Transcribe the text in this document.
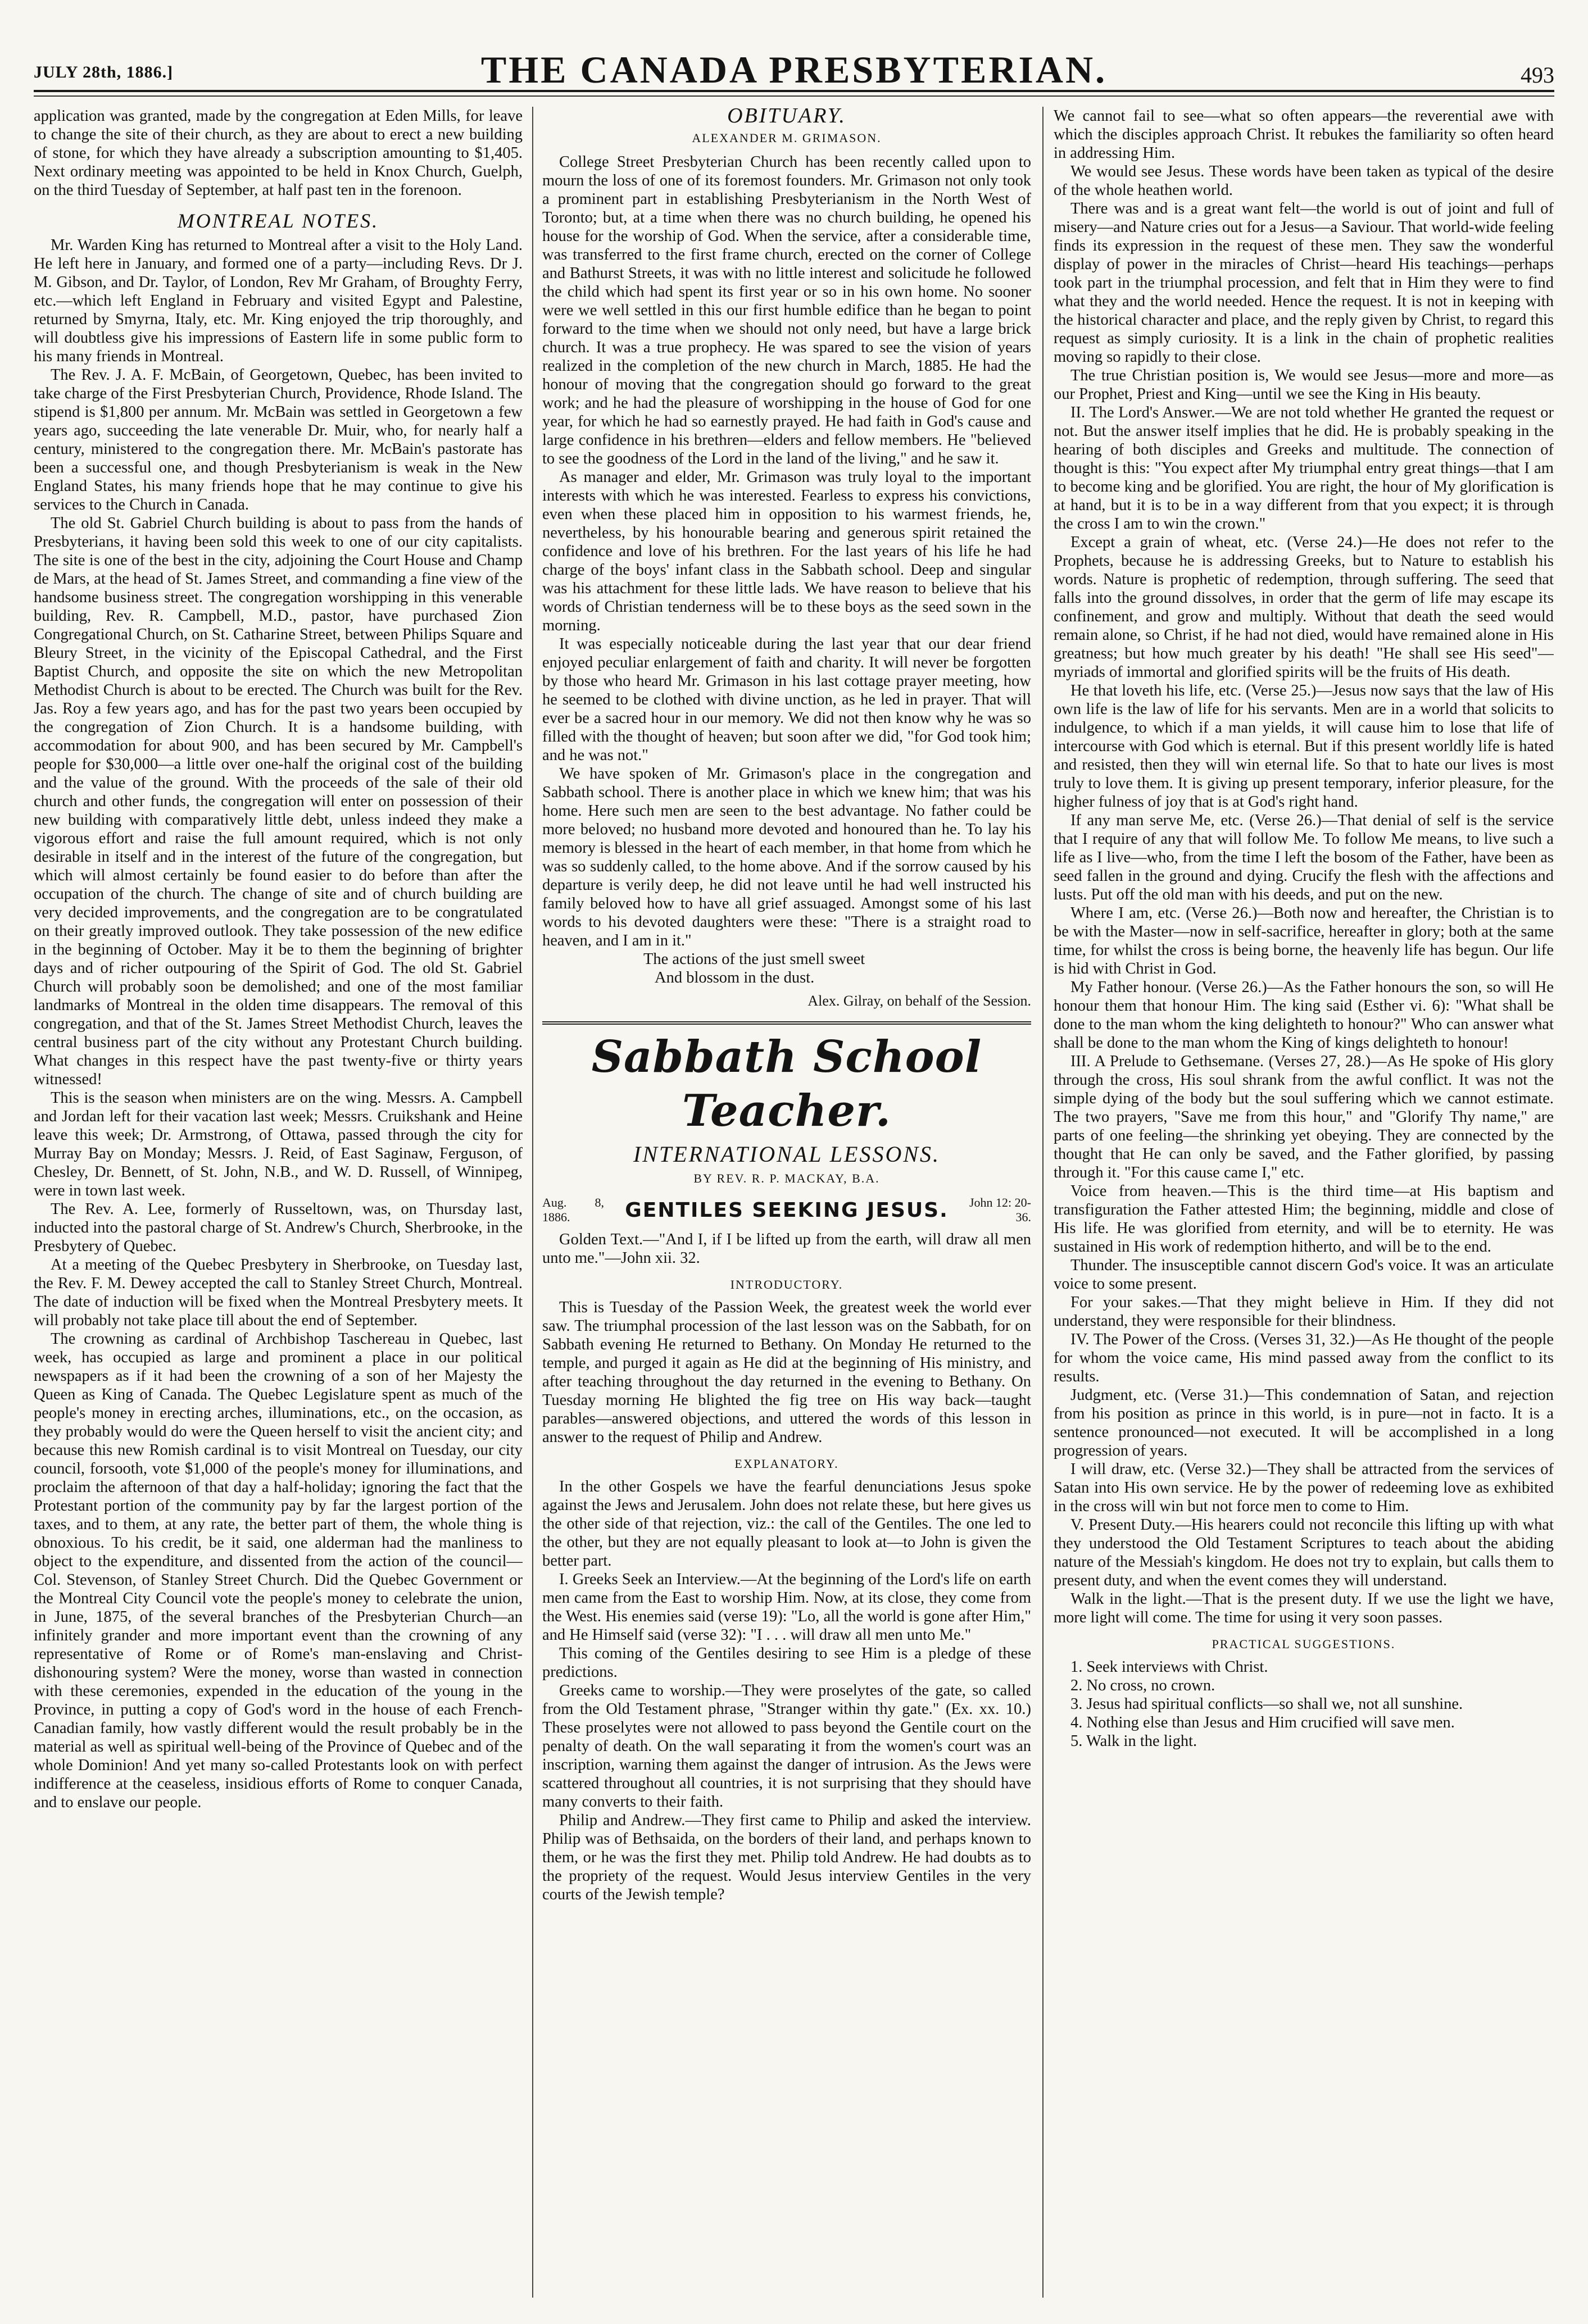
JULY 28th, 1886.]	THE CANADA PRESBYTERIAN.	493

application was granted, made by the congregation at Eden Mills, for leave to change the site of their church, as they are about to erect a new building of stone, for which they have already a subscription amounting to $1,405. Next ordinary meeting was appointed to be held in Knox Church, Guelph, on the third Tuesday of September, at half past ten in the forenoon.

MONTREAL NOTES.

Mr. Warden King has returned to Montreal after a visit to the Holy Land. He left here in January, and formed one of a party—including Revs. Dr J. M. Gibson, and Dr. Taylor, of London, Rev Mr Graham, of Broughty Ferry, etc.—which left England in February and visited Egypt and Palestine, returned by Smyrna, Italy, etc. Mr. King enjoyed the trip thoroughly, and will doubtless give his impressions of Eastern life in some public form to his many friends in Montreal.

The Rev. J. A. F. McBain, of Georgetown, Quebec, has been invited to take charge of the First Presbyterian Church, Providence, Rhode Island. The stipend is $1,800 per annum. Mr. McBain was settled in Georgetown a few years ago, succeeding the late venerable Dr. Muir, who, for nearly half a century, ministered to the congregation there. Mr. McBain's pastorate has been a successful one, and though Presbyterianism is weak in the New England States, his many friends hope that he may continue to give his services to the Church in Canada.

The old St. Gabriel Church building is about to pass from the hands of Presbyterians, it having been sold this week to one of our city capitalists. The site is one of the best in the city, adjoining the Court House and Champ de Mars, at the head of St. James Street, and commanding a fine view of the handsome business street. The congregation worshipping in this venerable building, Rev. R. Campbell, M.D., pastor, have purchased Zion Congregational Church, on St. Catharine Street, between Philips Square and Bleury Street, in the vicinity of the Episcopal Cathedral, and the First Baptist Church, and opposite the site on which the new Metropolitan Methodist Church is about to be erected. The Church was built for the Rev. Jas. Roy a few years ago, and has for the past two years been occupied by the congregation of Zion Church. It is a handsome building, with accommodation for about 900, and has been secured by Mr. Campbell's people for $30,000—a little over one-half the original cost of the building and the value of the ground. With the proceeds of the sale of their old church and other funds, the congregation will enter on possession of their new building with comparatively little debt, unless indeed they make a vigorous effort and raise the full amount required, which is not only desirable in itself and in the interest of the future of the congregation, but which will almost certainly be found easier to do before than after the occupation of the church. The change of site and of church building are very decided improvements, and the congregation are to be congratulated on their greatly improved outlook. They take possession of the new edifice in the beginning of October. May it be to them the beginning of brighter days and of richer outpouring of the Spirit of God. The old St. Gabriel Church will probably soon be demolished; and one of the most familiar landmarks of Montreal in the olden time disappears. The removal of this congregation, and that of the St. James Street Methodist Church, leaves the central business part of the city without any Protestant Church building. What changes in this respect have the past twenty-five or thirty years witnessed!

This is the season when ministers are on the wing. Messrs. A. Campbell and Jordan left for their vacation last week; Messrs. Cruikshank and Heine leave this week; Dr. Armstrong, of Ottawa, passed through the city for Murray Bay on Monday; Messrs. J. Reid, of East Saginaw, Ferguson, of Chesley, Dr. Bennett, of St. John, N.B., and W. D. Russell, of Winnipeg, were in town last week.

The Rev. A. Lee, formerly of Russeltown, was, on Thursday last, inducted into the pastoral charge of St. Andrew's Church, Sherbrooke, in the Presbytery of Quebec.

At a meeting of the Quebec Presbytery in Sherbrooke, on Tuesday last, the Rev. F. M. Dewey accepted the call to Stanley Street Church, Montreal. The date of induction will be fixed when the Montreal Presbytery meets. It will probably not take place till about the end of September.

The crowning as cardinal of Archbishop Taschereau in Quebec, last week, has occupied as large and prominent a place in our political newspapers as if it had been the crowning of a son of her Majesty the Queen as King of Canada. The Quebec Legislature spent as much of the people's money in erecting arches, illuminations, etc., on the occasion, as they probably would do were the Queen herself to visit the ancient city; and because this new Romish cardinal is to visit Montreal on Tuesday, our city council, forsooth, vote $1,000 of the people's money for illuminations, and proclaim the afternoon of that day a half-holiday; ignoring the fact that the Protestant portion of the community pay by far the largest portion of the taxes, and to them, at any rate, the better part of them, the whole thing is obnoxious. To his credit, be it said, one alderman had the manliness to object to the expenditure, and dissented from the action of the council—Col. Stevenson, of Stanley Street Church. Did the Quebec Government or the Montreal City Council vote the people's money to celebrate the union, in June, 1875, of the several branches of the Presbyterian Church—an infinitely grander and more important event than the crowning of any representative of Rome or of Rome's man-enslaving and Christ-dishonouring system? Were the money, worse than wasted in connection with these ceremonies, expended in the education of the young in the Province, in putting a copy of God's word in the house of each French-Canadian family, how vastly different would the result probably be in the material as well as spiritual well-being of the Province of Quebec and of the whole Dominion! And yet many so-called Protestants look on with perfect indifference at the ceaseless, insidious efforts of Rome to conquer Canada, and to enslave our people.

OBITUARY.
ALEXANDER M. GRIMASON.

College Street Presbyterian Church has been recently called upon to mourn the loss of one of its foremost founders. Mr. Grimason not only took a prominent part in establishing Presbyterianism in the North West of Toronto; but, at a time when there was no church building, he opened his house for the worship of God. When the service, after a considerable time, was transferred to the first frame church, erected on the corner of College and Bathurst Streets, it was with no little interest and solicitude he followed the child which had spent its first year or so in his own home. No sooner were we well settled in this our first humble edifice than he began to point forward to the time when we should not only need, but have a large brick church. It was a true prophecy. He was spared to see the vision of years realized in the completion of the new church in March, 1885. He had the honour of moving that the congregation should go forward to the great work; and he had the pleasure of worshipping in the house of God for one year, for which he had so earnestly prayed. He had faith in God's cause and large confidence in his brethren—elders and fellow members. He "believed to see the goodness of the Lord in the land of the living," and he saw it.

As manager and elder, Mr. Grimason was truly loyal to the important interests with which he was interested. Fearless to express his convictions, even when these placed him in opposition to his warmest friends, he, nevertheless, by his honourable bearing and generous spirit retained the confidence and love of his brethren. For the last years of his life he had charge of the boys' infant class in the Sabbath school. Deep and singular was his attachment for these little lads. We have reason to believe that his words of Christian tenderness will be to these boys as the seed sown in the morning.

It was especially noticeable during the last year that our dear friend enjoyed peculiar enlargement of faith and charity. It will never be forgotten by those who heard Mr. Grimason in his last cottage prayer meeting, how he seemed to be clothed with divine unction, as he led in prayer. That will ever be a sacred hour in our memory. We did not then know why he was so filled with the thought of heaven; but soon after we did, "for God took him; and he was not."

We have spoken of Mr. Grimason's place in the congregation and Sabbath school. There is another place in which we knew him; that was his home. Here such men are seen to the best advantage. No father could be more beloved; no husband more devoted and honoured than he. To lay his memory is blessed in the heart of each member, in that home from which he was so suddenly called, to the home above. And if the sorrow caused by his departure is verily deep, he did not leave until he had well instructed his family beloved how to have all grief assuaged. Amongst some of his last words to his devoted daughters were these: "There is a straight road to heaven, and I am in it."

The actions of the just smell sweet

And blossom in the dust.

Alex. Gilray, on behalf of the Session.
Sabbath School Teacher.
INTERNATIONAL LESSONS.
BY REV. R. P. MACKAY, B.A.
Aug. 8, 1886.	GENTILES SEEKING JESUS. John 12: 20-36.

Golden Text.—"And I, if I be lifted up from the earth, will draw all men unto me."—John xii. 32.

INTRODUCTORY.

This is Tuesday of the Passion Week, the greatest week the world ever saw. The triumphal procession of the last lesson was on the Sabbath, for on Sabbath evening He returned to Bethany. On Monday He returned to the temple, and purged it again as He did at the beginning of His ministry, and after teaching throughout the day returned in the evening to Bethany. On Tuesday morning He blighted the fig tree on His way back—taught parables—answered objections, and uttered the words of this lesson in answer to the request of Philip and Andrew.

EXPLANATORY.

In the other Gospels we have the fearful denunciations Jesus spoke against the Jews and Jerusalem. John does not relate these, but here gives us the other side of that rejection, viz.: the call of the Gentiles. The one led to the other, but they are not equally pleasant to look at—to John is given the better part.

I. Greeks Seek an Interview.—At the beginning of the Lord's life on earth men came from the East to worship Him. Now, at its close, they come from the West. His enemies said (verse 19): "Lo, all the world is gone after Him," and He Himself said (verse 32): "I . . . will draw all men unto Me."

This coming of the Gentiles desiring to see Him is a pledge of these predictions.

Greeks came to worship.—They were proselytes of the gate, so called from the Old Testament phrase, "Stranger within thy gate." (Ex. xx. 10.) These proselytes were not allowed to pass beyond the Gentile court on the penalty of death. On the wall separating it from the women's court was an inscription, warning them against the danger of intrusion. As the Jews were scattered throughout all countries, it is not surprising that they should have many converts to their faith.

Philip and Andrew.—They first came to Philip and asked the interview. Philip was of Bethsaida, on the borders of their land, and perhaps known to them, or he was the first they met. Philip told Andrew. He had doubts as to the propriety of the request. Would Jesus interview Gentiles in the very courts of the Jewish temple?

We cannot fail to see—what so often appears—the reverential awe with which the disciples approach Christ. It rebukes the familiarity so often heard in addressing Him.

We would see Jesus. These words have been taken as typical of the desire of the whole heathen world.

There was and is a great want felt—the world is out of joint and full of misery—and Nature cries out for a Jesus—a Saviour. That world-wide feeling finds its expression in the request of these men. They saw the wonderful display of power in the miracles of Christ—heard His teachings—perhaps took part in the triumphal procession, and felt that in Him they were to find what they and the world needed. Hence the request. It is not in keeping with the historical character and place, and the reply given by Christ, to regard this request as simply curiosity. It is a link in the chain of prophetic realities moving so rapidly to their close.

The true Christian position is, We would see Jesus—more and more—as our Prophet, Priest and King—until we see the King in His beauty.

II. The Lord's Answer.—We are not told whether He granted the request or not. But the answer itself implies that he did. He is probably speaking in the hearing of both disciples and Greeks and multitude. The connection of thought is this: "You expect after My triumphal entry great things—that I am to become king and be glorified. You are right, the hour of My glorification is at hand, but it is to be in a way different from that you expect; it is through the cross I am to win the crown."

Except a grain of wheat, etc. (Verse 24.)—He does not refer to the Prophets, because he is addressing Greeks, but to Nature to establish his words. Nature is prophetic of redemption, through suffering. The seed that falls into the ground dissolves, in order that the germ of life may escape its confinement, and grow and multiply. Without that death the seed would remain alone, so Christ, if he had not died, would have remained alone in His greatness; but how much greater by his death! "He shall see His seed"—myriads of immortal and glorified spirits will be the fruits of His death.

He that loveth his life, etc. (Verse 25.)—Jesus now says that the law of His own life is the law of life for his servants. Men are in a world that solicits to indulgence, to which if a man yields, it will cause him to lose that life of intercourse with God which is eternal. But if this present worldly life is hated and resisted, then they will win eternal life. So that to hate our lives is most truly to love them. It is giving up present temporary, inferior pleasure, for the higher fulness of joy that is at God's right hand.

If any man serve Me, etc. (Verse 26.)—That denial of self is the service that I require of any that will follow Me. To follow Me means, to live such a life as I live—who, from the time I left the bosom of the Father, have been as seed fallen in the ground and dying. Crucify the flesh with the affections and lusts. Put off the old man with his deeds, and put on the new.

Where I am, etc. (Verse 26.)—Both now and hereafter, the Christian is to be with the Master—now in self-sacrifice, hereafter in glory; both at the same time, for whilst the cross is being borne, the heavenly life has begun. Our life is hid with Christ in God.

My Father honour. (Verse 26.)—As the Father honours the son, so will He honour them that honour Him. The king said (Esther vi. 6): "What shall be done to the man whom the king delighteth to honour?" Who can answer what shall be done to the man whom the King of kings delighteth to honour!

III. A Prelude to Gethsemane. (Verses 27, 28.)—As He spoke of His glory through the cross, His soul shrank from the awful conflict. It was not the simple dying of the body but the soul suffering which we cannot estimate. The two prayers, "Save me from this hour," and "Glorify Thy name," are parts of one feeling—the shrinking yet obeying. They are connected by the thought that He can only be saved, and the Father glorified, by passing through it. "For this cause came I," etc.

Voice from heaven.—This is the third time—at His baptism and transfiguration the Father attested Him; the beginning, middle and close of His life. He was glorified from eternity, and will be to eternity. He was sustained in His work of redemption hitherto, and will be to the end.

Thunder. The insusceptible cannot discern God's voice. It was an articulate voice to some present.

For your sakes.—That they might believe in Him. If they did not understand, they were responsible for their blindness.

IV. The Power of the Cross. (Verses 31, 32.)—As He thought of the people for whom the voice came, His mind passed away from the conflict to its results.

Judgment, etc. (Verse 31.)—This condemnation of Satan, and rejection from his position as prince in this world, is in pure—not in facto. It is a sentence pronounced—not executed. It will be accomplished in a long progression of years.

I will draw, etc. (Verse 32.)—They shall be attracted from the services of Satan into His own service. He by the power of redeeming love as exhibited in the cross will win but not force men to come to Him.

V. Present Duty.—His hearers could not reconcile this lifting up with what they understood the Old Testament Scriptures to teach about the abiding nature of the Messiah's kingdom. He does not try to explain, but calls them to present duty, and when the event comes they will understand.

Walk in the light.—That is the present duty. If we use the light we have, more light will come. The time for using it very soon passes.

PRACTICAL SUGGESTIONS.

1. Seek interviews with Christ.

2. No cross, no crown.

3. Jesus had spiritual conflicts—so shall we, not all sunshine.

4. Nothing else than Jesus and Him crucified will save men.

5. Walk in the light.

» **WHAT YOU ARE ASKED TO DO**
How many lines of the data hold the string "true"? Reply with the number alone.

» **FINAL ANSWER**
2